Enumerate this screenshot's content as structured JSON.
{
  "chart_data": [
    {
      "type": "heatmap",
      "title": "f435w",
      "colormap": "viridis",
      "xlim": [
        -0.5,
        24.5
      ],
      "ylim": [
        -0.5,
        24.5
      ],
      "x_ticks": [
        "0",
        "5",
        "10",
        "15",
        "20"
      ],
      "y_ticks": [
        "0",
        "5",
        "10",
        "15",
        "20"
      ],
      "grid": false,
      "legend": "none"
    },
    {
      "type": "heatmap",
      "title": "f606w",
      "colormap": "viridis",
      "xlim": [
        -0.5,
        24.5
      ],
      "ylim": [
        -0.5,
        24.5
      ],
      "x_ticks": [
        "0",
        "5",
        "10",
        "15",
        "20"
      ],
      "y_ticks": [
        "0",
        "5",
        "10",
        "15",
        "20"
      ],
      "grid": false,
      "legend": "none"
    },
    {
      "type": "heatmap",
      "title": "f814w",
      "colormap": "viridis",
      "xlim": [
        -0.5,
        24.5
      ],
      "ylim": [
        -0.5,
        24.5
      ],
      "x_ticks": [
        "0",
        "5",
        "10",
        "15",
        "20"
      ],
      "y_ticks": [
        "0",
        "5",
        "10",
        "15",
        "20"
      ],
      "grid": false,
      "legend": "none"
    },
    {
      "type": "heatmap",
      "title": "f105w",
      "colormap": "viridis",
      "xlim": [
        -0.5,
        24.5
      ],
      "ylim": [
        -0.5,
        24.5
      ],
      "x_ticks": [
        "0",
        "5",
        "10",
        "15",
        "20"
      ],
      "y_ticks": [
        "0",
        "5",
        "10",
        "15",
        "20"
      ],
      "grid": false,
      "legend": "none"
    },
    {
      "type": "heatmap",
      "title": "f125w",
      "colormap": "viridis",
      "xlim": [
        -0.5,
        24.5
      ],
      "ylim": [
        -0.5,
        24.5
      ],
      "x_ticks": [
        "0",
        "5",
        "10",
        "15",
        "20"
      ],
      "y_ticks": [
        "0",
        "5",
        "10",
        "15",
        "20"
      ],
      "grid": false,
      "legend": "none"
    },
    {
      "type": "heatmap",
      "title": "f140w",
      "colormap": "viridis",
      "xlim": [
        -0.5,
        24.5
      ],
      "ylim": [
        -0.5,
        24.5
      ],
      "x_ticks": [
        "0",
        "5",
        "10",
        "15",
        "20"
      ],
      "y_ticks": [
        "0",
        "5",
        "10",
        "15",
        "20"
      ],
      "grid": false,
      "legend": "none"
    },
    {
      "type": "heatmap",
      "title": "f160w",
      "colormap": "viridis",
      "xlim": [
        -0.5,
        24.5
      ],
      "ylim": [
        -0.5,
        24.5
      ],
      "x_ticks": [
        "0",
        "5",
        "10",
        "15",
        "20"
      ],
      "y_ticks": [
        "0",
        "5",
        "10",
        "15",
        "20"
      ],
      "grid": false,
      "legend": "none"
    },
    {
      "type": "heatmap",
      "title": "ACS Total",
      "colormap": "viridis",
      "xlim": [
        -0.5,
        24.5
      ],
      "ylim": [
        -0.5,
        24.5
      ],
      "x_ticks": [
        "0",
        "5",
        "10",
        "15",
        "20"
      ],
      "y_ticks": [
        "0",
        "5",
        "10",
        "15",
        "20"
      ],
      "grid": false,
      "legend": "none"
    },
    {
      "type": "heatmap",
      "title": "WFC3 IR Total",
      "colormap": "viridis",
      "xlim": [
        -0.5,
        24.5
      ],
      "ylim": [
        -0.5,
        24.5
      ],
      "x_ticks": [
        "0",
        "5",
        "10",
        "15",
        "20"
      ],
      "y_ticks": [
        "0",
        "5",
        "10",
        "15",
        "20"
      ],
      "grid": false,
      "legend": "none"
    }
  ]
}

_OBJECTIVE_: What is needed here is an exact reproduction of all the entries.

_RESULT OF THIS TASK_:
Enumerate this screenshot's content as structured JSON.
{
  "chart_data": [
    {
      "type": "heatmap",
      "title": "f435w",
      "colormap": "viridis",
      "xlim": [
        -0.5,
        24.5
      ],
      "ylim": [
        -0.5,
        24.5
      ],
      "x_ticks": [
        "0",
        "5",
        "10",
        "15",
        "20"
      ],
      "y_ticks": [
        "0",
        "5",
        "10",
        "15",
        "20"
      ],
      "grid": false,
      "legend": "none"
    },
    {
      "type": "heatmap",
      "title": "f606w",
      "colormap": "viridis",
      "xlim": [
        -0.5,
        24.5
      ],
      "ylim": [
        -0.5,
        24.5
      ],
      "x_ticks": [
        "0",
        "5",
        "10",
        "15",
        "20"
      ],
      "y_ticks": [
        "0",
        "5",
        "10",
        "15",
        "20"
      ],
      "grid": false,
      "legend": "none"
    },
    {
      "type": "heatmap",
      "title": "f814w",
      "colormap": "viridis",
      "xlim": [
        -0.5,
        24.5
      ],
      "ylim": [
        -0.5,
        24.5
      ],
      "x_ticks": [
        "0",
        "5",
        "10",
        "15",
        "20"
      ],
      "y_ticks": [
        "0",
        "5",
        "10",
        "15",
        "20"
      ],
      "grid": false,
      "legend": "none"
    },
    {
      "type": "heatmap",
      "title": "f105w",
      "colormap": "viridis",
      "xlim": [
        -0.5,
        24.5
      ],
      "ylim": [
        -0.5,
        24.5
      ],
      "x_ticks": [
        "0",
        "5",
        "10",
        "15",
        "20"
      ],
      "y_ticks": [
        "0",
        "5",
        "10",
        "15",
        "20"
      ],
      "grid": false,
      "legend": "none"
    },
    {
      "type": "heatmap",
      "title": "f125w",
      "colormap": "viridis",
      "xlim": [
        -0.5,
        24.5
      ],
      "ylim": [
        -0.5,
        24.5
      ],
      "x_ticks": [
        "0",
        "5",
        "10",
        "15",
        "20"
      ],
      "y_ticks": [
        "0",
        "5",
        "10",
        "15",
        "20"
      ],
      "grid": false,
      "legend": "none"
    },
    {
      "type": "heatmap",
      "title": "f140w",
      "colormap": "viridis",
      "xlim": [
        -0.5,
        24.5
      ],
      "ylim": [
        -0.5,
        24.5
      ],
      "x_ticks": [
        "0",
        "5",
        "10",
        "15",
        "20"
      ],
      "y_ticks": [
        "0",
        "5",
        "10",
        "15",
        "20"
      ],
      "grid": false,
      "legend": "none"
    },
    {
      "type": "heatmap",
      "title": "f160w",
      "colormap": "viridis",
      "xlim": [
        -0.5,
        24.5
      ],
      "ylim": [
        -0.5,
        24.5
      ],
      "x_ticks": [
        "0",
        "5",
        "10",
        "15",
        "20"
      ],
      "y_ticks": [
        "0",
        "5",
        "10",
        "15",
        "20"
      ],
      "grid": false,
      "legend": "none"
    },
    {
      "type": "heatmap",
      "title": "ACS Total",
      "colormap": "viridis",
      "xlim": [
        -0.5,
        24.5
      ],
      "ylim": [
        -0.5,
        24.5
      ],
      "x_ticks": [
        "0",
        "5",
        "10",
        "15",
        "20"
      ],
      "y_ticks": [
        "0",
        "5",
        "10",
        "15",
        "20"
      ],
      "grid": false,
      "legend": "none"
    },
    {
      "type": "heatmap",
      "title": "WFC3 IR Total",
      "colormap": "viridis",
      "xlim": [
        -0.5,
        24.5
      ],
      "ylim": [
        -0.5,
        24.5
      ],
      "x_ticks": [
        "0",
        "5",
        "10",
        "15",
        "20"
      ],
      "y_ticks": [
        "0",
        "5",
        "10",
        "15",
        "20"
      ],
      "grid": false,
      "legend": "none"
    }
  ]
}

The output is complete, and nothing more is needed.